WHAT YOU ARE ASKED TO DO
Search the data for the string "text" and gather each line it is in.

EXTRACTED MATERIAL
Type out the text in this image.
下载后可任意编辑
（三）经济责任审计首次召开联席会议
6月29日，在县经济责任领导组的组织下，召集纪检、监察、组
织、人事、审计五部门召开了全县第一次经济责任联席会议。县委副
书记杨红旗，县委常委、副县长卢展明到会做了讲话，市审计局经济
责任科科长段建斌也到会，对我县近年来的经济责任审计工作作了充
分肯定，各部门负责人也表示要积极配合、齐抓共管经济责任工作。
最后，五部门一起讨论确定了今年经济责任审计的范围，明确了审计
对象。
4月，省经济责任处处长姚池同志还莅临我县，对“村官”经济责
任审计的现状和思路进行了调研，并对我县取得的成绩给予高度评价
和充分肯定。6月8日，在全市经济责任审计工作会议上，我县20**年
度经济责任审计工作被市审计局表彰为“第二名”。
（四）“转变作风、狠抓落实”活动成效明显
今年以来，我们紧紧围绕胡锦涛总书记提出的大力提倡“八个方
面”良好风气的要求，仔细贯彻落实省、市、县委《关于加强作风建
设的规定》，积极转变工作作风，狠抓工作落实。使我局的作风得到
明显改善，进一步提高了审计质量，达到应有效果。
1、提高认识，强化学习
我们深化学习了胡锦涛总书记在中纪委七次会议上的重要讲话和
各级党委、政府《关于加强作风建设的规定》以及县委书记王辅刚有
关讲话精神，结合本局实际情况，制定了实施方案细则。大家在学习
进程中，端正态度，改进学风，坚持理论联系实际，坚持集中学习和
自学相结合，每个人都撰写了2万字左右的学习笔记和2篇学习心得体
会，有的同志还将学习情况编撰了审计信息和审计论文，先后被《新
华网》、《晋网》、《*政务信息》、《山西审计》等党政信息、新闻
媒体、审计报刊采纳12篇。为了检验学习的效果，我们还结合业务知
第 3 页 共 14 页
...
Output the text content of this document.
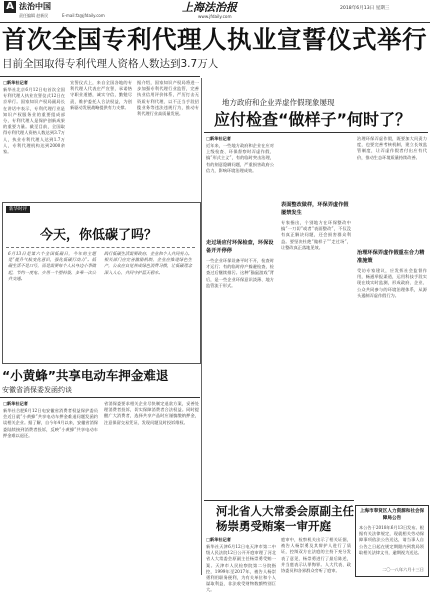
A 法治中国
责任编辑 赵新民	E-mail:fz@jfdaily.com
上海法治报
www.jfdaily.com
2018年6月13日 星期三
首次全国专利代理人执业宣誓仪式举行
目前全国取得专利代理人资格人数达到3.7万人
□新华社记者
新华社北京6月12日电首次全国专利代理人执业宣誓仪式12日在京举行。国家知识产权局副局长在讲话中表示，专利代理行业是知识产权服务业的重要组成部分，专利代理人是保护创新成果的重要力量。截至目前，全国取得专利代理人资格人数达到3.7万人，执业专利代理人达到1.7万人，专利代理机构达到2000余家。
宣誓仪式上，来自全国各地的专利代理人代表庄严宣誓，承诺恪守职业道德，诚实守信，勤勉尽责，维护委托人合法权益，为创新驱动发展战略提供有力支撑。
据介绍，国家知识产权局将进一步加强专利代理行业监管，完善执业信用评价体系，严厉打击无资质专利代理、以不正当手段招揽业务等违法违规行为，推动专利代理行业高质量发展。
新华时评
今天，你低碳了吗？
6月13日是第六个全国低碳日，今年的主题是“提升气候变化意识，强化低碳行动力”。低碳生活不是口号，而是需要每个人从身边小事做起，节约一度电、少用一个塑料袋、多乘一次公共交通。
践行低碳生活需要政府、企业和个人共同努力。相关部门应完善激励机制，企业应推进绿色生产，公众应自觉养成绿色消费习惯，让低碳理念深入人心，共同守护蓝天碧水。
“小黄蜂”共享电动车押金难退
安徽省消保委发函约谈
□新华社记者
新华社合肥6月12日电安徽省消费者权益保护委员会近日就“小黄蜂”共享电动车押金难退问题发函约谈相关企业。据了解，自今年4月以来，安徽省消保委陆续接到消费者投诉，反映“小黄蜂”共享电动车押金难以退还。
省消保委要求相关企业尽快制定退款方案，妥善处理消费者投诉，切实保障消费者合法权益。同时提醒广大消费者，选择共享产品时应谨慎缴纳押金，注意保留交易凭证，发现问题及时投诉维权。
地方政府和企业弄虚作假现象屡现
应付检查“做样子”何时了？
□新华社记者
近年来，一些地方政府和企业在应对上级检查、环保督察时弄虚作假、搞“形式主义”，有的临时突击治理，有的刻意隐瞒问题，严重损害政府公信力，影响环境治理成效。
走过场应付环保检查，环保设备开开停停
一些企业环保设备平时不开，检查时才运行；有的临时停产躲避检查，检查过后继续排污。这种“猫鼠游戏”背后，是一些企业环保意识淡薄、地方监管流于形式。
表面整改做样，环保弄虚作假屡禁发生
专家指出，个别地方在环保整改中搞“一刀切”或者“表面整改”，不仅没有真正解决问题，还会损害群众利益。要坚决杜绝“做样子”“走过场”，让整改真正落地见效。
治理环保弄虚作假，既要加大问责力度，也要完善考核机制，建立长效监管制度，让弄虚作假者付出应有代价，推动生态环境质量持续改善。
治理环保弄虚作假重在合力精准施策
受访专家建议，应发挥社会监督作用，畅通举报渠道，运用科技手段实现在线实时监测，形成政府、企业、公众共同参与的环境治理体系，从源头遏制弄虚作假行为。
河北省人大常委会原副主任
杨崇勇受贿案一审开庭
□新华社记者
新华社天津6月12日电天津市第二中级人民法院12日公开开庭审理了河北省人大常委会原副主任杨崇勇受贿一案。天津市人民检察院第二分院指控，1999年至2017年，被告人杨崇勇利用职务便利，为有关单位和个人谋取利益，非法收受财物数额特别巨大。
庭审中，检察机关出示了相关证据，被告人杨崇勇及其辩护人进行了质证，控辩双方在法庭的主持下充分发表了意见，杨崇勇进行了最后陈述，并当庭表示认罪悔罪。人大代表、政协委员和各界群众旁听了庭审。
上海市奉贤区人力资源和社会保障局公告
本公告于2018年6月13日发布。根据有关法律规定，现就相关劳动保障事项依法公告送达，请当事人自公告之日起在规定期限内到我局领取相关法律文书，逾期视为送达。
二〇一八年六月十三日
...
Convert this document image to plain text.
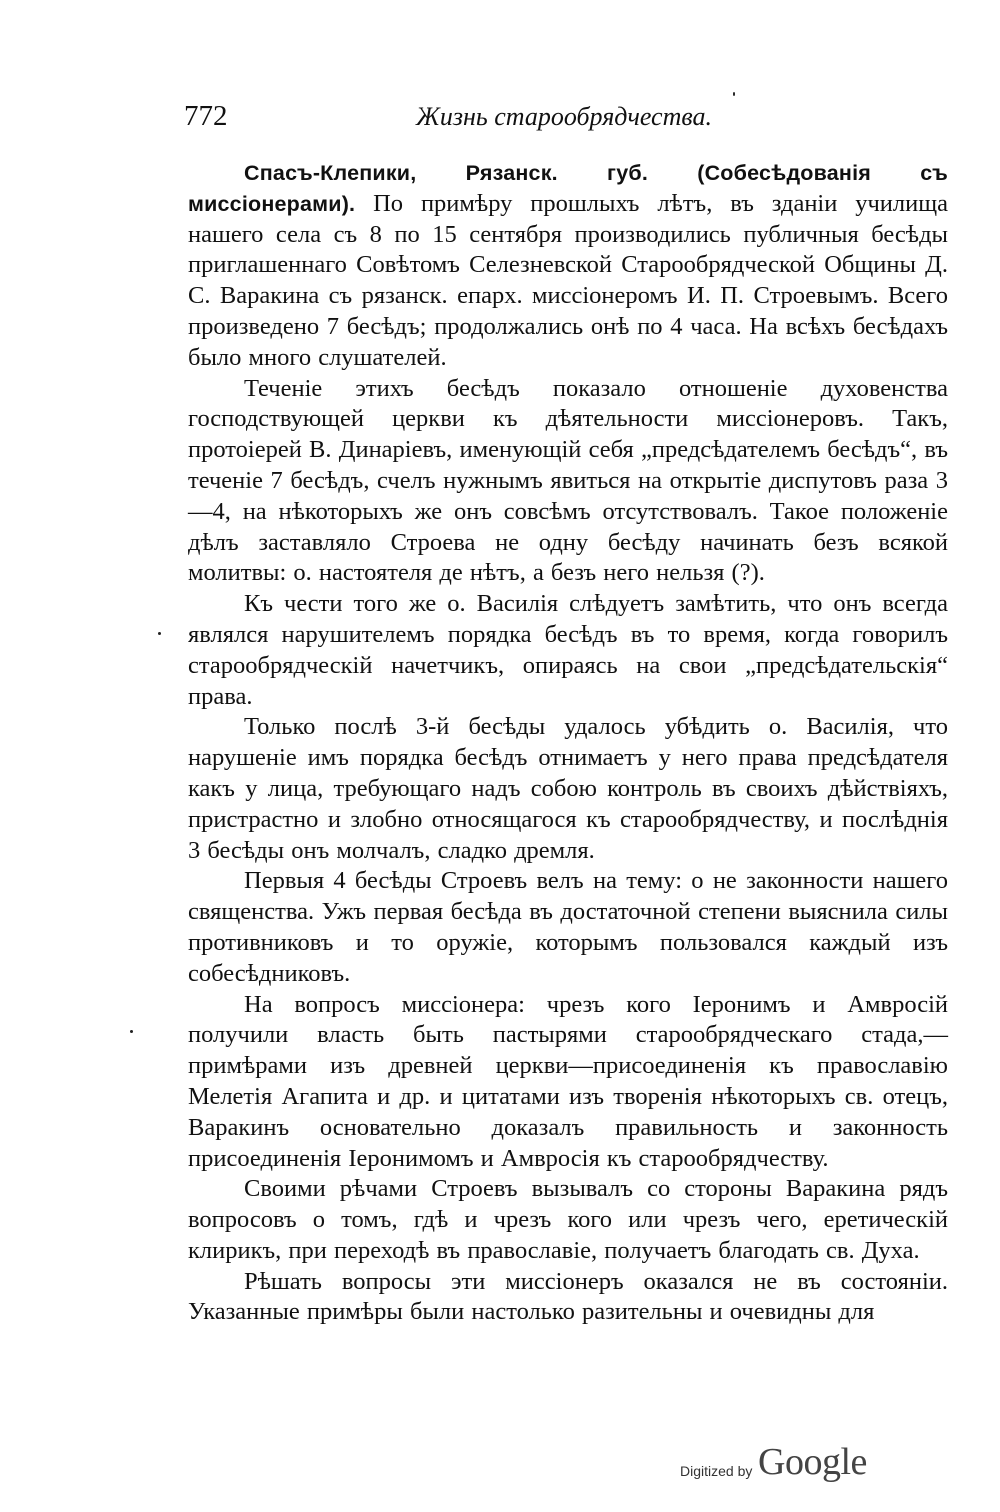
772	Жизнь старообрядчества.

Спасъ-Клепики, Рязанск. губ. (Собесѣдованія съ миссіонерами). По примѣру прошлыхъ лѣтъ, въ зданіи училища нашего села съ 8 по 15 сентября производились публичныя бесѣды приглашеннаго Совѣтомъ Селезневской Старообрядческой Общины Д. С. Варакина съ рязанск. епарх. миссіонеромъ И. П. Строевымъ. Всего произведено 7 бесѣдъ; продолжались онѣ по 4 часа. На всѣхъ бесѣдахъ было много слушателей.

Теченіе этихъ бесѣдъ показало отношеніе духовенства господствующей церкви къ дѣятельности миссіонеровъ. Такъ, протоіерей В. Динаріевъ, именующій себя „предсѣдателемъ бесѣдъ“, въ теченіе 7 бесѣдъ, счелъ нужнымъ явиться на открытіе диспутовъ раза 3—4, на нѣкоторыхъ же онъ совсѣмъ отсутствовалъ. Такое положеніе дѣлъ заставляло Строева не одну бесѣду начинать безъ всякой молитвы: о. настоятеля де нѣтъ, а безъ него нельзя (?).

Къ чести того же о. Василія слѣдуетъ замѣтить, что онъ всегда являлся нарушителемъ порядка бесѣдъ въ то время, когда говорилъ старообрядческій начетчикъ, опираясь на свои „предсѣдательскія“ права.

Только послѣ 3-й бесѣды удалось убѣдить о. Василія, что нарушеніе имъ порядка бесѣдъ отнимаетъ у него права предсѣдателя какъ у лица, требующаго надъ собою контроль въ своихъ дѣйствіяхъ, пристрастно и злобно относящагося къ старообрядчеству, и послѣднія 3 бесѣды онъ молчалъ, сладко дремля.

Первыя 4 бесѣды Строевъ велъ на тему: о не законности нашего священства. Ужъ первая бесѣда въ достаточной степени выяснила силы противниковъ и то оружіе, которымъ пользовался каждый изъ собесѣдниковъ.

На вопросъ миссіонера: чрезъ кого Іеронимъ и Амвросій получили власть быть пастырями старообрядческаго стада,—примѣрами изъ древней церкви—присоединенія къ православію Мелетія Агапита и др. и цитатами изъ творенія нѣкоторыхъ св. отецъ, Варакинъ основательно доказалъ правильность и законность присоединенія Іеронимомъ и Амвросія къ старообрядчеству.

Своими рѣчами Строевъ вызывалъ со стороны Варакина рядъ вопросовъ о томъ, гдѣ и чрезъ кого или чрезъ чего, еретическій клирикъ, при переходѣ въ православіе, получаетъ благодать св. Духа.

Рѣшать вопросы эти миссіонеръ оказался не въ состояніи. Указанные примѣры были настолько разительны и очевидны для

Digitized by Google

EXERCISE SOLUTION
Type out the text in this image.
Output the text content of this document.
Convert this document image to plain text.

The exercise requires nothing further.